__Passage given__:
──────

Here's a proof I made on http://proofs.openlogicproject.org/ Mine is 13 statements versus your 39 (since your proof didn't go to my statement 14). On the other hand, I stuck with a bidirectional formulation and I gather different systems do different things with $\leftrightarrow$E. Still, make of this what you will. enter image description here


First, I would symbolize the given information as:

$[J \leftrightarrow (~\neg J \leftrightarrow \neg B)] \land [B \leftrightarrow \neg (B \leftrightarrow J)]$

Then, there are some handy-dandy equivalence principles for the biconditional:

Biconditional Commutation

$P \leftrightarrow Q \Leftrightarrow Q \leftrightarrow P$

Biconditional Association

$P \leftrightarrow (Q \leftrightarrow R) \Leftrightarrow (P \leftrightarrow Q) \leftrightarrow R$

Biconditional Negation

$\neg (P \leftrightarrow Q) \Leftrightarrow \neg P \leftrightarrow Q$

$\neg (P \leftrightarrow Q) \Leftrightarrow P \leftrightarrow \neg Q$

$\neg P \leftrightarrow \neg Q \Leftrightarrow P \leftrightarrow Q$

Biconditional Complement

$P \leftrightarrow P \Leftrightarrow \top$

$P \leftrightarrow \neg P \Leftrightarrow \bot$

$P \leftrightarrow \top \Leftrightarrow P$

$P \leftrightarrow \bot \Leftrightarrow \neg P$

With those:

\begin{array}{lll} 1. & [J \leftrightarrow (~\neg J \leftrightarrow \neg B)] \land [B \leftrightarrow \neg (B \leftrightarrow J)] & Given\\ 2. & [J \leftrightarrow (~\neg J \leftrightarrow \neg B)] \land [B \leftrightarrow (\neg B \leftrightarrow J)] & Biconditional \ Negation \ 1\\ 3. & [(J \leftrightarrow ~\neg J) \leftrightarrow \neg B] \land [(B \leftrightarrow \neg B) \leftrightarrow J] & Biconditional \ Association \ 2\\ 4. & [\bot \leftrightarrow \neg B] \land [(\bot \leftrightarrow J] & Biconditional \ Complement \ 3\\ 5. & B \land \neg J & Biconditional \ Complement \ 4\\ \end{array}

Also notice that a reasonable symbolization of Bill's statement would have been $B \leftrightarrow (\neg B \leftrightarrow J)$, in which case I could have started on line 2, and obtained the result in a mere $3$ inference steps.

──────

__Listed records__:
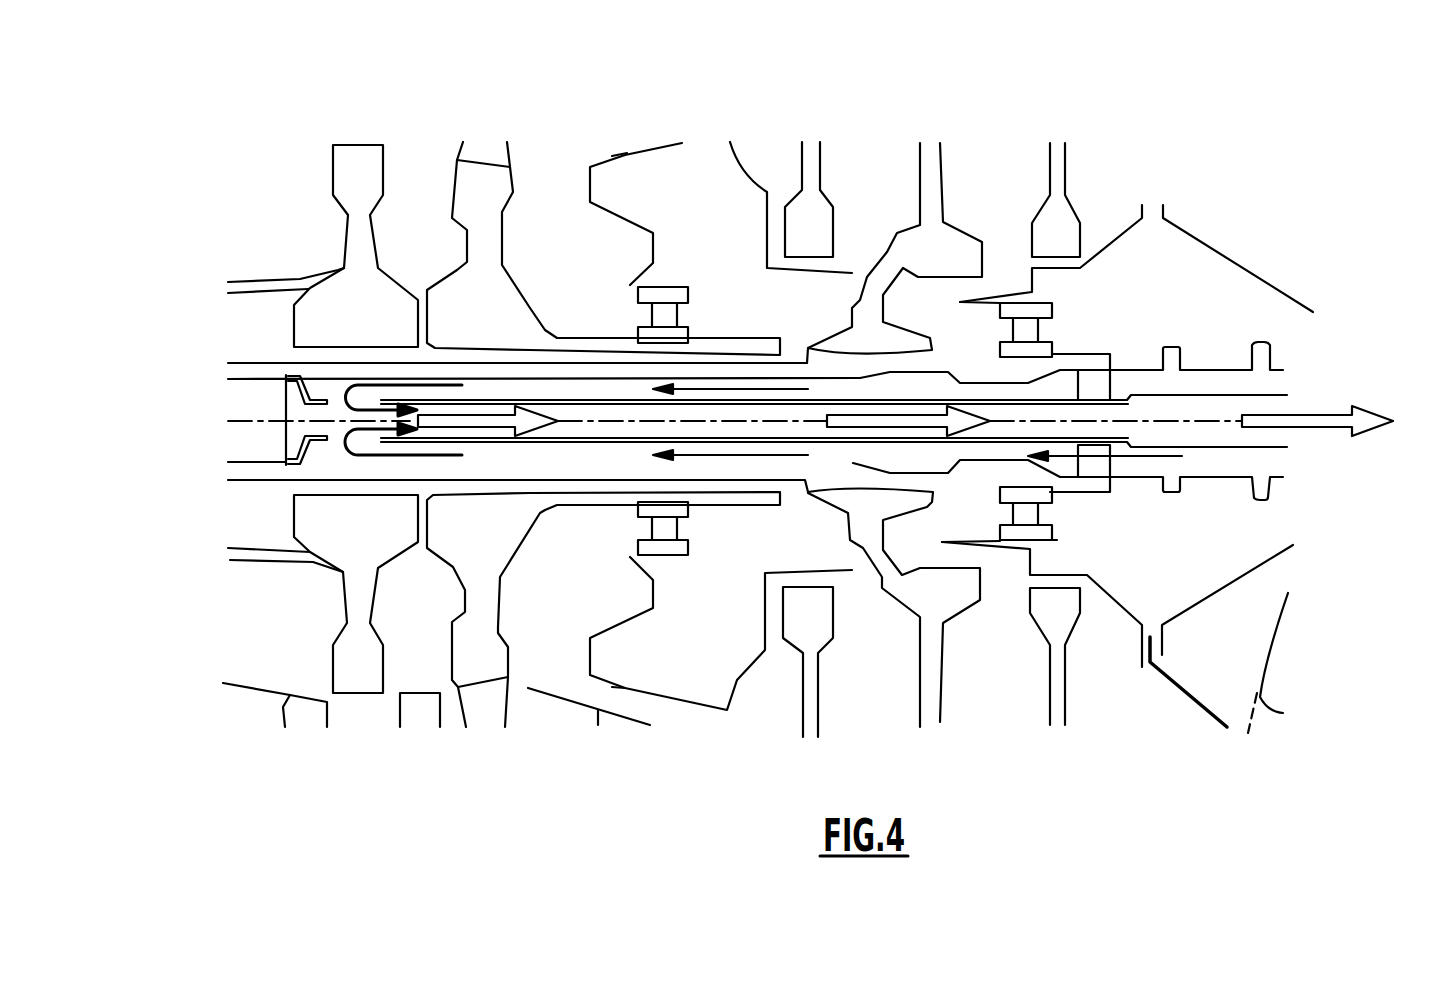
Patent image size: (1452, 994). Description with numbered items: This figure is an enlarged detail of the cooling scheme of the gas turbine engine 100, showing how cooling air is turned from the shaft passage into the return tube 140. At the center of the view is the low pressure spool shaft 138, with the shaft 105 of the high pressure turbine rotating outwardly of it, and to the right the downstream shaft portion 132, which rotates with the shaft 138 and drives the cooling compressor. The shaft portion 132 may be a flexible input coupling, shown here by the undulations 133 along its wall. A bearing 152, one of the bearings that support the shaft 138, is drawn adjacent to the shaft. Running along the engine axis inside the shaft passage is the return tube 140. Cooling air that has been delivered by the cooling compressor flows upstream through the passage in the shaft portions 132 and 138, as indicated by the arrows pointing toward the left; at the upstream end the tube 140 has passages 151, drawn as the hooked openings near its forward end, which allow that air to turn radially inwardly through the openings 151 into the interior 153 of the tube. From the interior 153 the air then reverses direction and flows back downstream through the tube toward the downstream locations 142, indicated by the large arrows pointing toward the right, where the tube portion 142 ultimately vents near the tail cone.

The engine 100 is at (222, 170).
The shaft 105 is at (278, 283).
The shaft 138 is at (263, 363).
The passages 151 is at (362, 398).
The return tube 140 is at (287, 428).
The interior of the tube 153 is at (640, 432).
The bearing 152 is at (1013, 332).
The downstream shaft portion 132 is at (1140, 377).
The undulations 133 is at (1163, 492).
The tube portion 142 is at (1257, 408).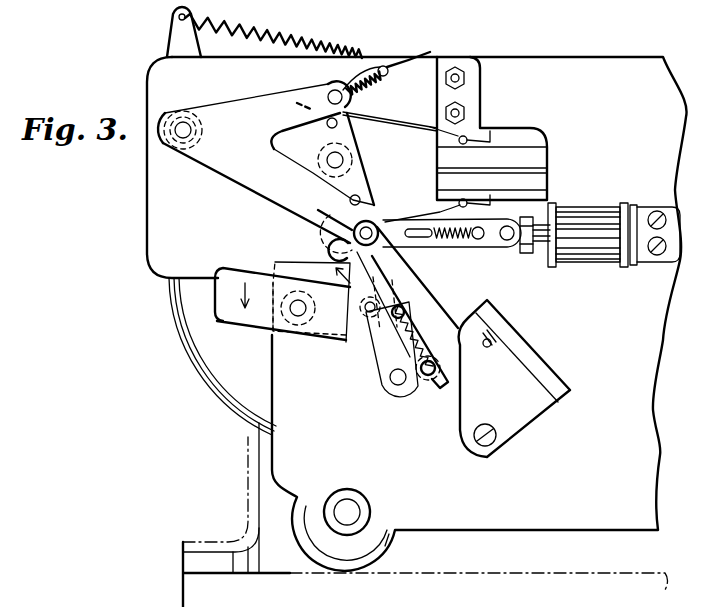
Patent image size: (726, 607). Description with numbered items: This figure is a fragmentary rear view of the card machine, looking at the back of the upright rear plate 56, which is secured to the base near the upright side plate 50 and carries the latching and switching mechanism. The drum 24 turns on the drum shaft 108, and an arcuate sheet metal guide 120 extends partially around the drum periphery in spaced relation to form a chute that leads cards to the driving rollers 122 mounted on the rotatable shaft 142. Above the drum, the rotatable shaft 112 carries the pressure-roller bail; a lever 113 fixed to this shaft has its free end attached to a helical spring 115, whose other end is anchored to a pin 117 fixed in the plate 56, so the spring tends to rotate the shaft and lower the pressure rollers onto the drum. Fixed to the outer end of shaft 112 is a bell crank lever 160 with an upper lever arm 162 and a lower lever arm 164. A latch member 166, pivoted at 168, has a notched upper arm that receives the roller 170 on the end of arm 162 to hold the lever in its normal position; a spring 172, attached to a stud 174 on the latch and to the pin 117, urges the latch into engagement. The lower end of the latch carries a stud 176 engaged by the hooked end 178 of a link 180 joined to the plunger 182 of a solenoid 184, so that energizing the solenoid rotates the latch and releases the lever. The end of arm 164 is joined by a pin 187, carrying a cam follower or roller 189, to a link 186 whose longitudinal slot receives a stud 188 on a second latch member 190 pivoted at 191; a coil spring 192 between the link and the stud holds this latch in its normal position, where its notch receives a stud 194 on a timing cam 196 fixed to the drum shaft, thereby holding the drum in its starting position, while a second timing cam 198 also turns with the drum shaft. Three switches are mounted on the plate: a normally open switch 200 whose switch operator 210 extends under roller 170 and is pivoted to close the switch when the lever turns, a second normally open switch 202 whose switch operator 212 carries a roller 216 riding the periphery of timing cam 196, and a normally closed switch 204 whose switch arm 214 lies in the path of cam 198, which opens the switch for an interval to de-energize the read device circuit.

──────

__Task directions__: List the names of the equivalence principles for the biconditional that the passage on biconditional proofs sets out.

__Full answer__: Biconditional Commutation, Biconditional Association, Biconditional Negation, Biconditional Complement